Reproduce every line, starting at the one that contains "What data populates" and ending at the last line of the data, exactly as it stands; pictures are omitted.

— Entries —
++++++++

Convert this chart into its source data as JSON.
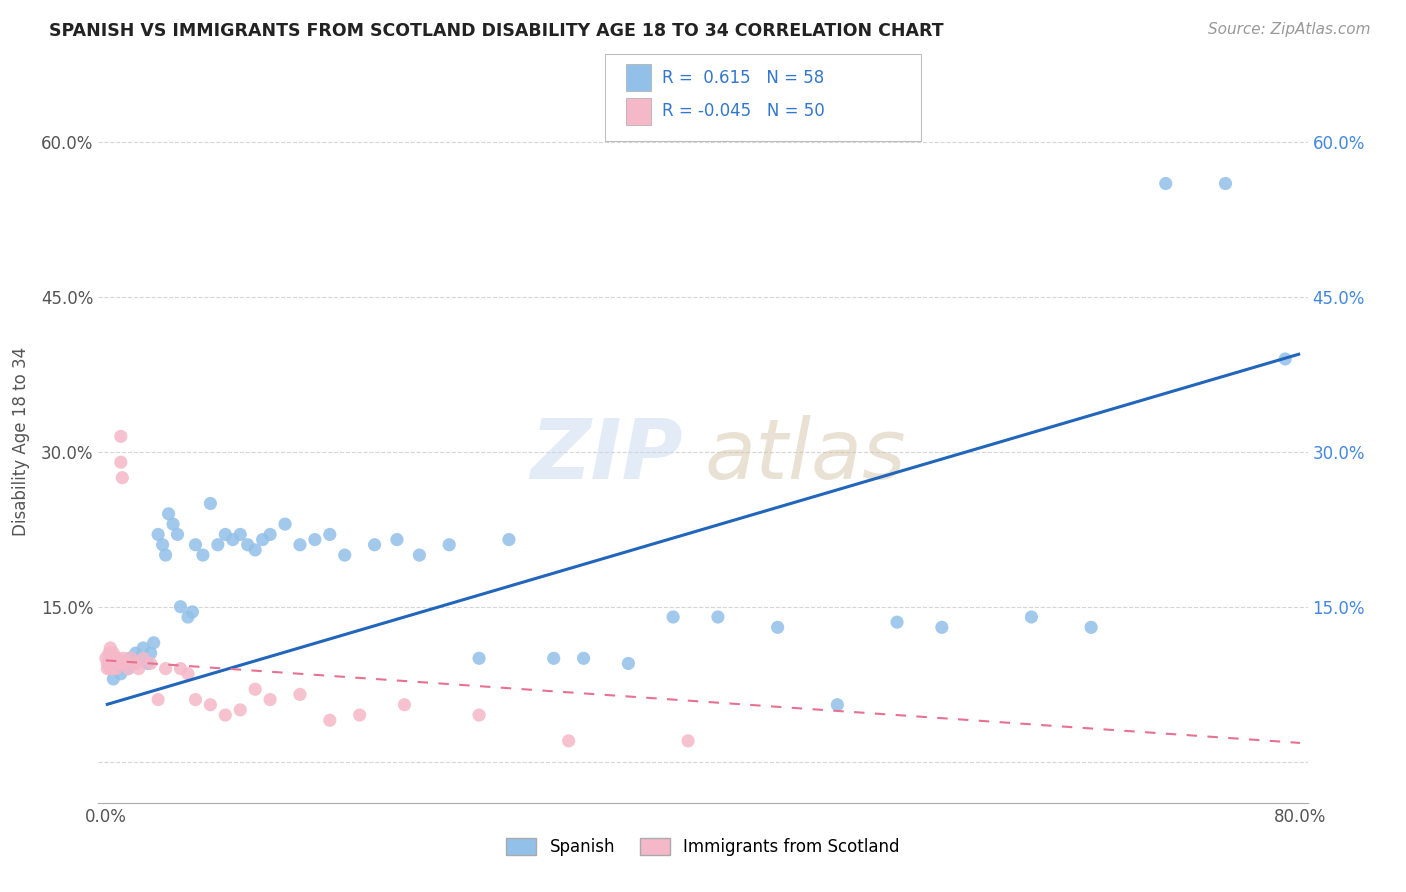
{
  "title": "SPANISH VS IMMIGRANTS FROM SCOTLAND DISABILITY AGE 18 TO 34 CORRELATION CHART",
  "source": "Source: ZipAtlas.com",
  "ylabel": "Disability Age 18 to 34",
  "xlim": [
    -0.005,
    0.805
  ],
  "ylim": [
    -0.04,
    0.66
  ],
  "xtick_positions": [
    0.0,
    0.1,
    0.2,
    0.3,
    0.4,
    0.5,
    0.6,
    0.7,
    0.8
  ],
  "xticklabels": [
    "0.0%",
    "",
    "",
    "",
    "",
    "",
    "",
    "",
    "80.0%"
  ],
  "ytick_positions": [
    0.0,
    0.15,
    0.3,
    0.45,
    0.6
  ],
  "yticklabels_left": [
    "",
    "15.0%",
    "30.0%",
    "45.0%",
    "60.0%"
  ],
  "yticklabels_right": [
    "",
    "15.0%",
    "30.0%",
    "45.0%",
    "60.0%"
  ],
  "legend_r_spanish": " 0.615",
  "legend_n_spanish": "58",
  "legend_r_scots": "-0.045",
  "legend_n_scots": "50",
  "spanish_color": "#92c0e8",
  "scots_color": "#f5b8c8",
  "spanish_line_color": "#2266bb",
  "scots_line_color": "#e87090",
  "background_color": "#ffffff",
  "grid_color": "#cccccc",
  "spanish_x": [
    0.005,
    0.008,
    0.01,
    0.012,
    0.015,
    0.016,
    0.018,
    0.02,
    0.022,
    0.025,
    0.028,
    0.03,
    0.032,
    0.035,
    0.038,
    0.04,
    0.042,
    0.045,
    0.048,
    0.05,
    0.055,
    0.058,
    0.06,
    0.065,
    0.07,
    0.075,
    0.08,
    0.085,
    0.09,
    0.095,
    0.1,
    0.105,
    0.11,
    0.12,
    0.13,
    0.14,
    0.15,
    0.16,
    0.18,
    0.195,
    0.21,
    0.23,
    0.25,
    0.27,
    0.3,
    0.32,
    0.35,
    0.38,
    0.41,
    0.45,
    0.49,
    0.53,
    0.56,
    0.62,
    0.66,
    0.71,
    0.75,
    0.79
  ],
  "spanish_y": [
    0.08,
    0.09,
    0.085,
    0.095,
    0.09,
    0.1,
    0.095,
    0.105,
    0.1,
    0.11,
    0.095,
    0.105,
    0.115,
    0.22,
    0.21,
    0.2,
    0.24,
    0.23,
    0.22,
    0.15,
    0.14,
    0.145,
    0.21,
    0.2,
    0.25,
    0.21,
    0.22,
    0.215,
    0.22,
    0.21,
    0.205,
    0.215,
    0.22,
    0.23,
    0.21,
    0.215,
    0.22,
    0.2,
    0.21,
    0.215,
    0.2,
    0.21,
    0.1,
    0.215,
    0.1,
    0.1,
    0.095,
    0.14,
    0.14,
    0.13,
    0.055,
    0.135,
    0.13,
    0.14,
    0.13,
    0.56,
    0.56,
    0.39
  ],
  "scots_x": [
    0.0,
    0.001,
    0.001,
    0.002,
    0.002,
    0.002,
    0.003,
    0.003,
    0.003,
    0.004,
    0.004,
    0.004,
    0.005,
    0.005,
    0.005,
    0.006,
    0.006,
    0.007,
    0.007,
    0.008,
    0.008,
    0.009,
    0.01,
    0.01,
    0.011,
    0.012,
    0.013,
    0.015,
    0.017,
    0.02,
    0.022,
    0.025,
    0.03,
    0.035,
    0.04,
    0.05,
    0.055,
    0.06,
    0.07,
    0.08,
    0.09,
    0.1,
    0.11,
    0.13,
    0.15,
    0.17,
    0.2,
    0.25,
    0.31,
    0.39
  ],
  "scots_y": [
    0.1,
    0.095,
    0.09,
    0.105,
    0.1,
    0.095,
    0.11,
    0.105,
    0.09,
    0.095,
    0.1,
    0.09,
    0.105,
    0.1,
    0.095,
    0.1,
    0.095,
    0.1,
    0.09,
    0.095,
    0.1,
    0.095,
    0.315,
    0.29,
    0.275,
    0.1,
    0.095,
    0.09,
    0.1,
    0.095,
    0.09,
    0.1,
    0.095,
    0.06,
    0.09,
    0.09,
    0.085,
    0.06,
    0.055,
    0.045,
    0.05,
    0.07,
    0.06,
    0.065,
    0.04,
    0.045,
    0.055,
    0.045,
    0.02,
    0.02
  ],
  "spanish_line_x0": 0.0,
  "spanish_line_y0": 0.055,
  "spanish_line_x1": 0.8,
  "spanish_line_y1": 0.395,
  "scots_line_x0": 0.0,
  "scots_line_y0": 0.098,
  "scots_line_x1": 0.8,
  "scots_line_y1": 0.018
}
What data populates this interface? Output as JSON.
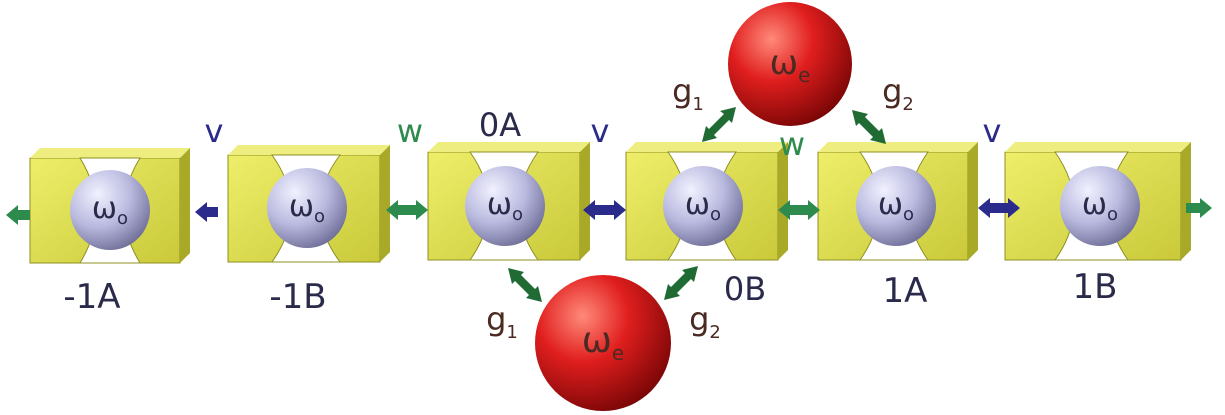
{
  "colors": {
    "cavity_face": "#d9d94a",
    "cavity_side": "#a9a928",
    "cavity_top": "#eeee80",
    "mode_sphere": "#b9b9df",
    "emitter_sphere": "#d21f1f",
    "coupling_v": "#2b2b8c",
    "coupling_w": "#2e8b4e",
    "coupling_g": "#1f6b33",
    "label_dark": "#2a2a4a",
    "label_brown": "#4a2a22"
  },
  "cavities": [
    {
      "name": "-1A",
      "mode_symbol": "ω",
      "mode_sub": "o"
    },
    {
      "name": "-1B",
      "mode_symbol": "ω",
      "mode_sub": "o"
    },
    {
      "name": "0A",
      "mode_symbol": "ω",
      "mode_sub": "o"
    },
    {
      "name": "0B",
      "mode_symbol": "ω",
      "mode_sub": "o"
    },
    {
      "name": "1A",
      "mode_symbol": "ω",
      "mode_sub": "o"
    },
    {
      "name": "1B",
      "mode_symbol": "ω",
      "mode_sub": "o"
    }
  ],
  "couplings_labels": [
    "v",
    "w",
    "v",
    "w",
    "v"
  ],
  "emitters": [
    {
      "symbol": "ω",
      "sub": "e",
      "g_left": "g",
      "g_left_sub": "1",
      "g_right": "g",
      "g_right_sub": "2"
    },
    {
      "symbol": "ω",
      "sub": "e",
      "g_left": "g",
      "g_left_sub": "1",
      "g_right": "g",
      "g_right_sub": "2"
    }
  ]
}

++++++++

— Written solution —
What data populates this interface? Output as JSON.
{
  "colors": {
    "cavity_face": "#d9d94a",
    "cavity_side": "#a9a928",
    "cavity_top": "#eeee80",
    "mode_sphere": "#b9b9df",
    "emitter_sphere": "#d21f1f",
    "coupling_v": "#2b2b8c",
    "coupling_w": "#2e8b4e",
    "coupling_g": "#1f6b33",
    "label_dark": "#2a2a4a",
    "label_brown": "#4a2a22"
  },
  "cavities": [
    {
      "name": "-1A",
      "mode_symbol": "ω",
      "mode_sub": "o"
    },
    {
      "name": "-1B",
      "mode_symbol": "ω",
      "mode_sub": "o"
    },
    {
      "name": "0A",
      "mode_symbol": "ω",
      "mode_sub": "o"
    },
    {
      "name": "0B",
      "mode_symbol": "ω",
      "mode_sub": "o"
    },
    {
      "name": "1A",
      "mode_symbol": "ω",
      "mode_sub": "o"
    },
    {
      "name": "1B",
      "mode_symbol": "ω",
      "mode_sub": "o"
    }
  ],
  "couplings_labels": [
    "v",
    "w",
    "v",
    "w",
    "v"
  ],
  "emitters": [
    {
      "symbol": "ω",
      "sub": "e",
      "g_left": "g",
      "g_left_sub": "1",
      "g_right": "g",
      "g_right_sub": "2"
    },
    {
      "symbol": "ω",
      "sub": "e",
      "g_left": "g",
      "g_left_sub": "1",
      "g_right": "g",
      "g_right_sub": "2"
    }
  ]
}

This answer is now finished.